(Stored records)
┌──

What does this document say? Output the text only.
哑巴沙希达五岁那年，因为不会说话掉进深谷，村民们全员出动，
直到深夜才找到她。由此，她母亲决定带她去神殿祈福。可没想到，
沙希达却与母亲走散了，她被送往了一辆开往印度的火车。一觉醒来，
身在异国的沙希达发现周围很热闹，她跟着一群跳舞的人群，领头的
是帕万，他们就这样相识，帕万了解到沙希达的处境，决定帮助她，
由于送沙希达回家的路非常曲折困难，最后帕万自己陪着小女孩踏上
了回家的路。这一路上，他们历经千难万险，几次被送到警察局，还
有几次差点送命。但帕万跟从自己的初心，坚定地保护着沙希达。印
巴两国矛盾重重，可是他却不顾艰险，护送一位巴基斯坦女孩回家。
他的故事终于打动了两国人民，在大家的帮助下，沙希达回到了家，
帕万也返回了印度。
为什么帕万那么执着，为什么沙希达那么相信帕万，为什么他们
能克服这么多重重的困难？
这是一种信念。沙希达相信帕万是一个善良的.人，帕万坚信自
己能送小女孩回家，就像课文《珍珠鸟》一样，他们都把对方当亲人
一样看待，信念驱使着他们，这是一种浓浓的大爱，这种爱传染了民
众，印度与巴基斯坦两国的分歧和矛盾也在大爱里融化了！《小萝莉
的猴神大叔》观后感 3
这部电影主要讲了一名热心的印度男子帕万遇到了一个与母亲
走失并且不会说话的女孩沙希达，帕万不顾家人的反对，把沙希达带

└──

What the task asks: Output the listing above exactly as it appears.

Response to the exercise:
What does this document say? Output the text only.
哑巴沙希达五岁那年，因为不会说话掉进深谷，村民们全员出动，
直到深夜才找到她。由此，她母亲决定带她去神殿祈福。可没想到，
沙希达却与母亲走散了，她被送往了一辆开往印度的火车。一觉醒来，
身在异国的沙希达发现周围很热闹，她跟着一群跳舞的人群，领头的
是帕万，他们就这样相识，帕万了解到沙希达的处境，决定帮助她，
由于送沙希达回家的路非常曲折困难，最后帕万自己陪着小女孩踏上
了回家的路。这一路上，他们历经千难万险，几次被送到警察局，还
有几次差点送命。但帕万跟从自己的初心，坚定地保护着沙希达。印
巴两国矛盾重重，可是他却不顾艰险，护送一位巴基斯坦女孩回家。
他的故事终于打动了两国人民，在大家的帮助下，沙希达回到了家，
帕万也返回了印度。
为什么帕万那么执着，为什么沙希达那么相信帕万，为什么他们
能克服这么多重重的困难？
这是一种信念。沙希达相信帕万是一个善良的.人，帕万坚信自
己能送小女孩回家，就像课文《珍珠鸟》一样，他们都把对方当亲人
一样看待，信念驱使着他们，这是一种浓浓的大爱，这种爱传染了民
众，印度与巴基斯坦两国的分歧和矛盾也在大爱里融化了！《小萝莉
的猴神大叔》观后感 3
这部电影主要讲了一名热心的印度男子帕万遇到了一个与母亲
走失并且不会说话的女孩沙希达，帕万不顾家人的反对，把沙希达带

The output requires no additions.